**Data for processing**
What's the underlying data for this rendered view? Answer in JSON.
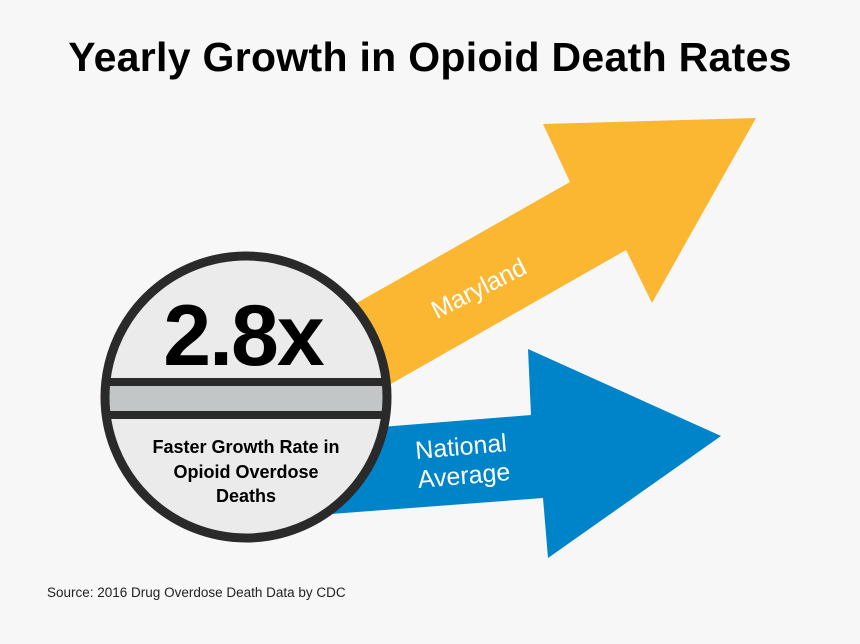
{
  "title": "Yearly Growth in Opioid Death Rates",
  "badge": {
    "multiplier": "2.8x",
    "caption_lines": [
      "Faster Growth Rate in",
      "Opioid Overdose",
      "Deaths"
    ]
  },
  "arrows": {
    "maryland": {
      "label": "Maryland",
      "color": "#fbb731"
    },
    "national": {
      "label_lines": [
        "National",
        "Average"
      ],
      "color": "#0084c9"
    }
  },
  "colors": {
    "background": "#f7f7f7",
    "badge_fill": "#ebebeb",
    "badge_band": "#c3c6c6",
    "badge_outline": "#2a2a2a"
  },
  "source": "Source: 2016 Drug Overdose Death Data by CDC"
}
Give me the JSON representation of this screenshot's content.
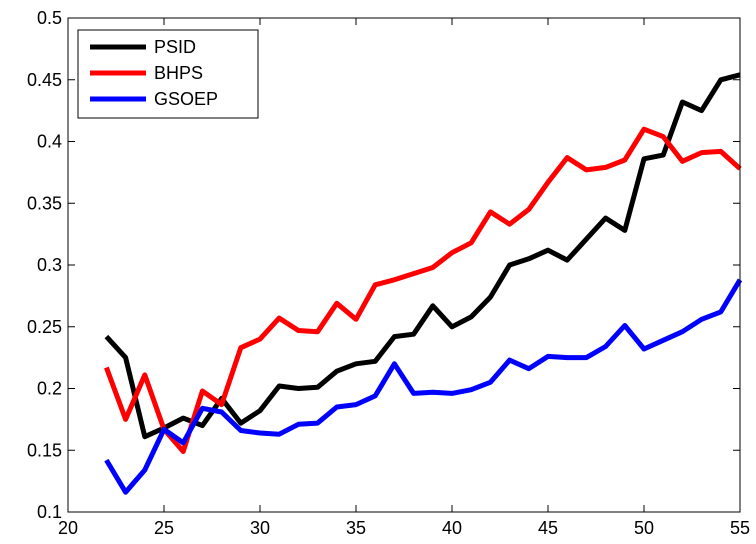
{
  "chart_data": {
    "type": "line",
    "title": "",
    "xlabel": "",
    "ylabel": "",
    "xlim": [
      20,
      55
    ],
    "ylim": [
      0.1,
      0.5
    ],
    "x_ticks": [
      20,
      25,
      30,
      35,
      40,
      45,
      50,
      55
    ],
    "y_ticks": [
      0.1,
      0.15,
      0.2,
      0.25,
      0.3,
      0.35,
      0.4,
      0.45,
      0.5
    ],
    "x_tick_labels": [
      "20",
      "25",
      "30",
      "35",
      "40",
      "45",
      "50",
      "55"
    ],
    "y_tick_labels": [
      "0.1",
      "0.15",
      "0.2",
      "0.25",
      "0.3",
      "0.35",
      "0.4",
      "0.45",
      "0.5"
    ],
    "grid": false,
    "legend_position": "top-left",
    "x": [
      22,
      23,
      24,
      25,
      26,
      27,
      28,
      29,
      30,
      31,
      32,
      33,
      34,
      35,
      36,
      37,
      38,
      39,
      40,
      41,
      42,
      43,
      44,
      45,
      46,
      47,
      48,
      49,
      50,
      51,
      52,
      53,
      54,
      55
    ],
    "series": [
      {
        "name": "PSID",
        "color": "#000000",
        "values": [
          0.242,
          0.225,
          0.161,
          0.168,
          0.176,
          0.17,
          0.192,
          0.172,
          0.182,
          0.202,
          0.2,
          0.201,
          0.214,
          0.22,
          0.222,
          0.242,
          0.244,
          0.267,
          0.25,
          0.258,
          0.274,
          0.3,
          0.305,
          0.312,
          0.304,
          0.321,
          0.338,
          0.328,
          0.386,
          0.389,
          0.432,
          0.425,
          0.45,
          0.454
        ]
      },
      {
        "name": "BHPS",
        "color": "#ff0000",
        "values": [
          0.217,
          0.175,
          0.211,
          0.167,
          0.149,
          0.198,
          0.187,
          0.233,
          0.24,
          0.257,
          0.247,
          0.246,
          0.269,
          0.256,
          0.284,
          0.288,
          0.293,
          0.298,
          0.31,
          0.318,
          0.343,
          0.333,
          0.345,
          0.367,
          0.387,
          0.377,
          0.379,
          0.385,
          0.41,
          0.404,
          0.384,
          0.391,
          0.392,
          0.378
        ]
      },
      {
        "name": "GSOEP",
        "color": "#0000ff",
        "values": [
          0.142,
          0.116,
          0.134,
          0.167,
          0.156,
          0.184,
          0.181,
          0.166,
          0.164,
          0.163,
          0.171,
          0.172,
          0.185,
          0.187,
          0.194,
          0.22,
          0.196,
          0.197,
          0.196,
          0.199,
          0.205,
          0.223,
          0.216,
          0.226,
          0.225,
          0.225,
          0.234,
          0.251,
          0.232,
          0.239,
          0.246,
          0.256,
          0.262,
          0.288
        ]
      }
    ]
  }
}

**Directive**
Identify every line above that includes the word "this", and show those lines.

**Full answer**
What's the underlying data for this rendered view? Answer in JSON.
Give me the JSON representation of this screenshot's content.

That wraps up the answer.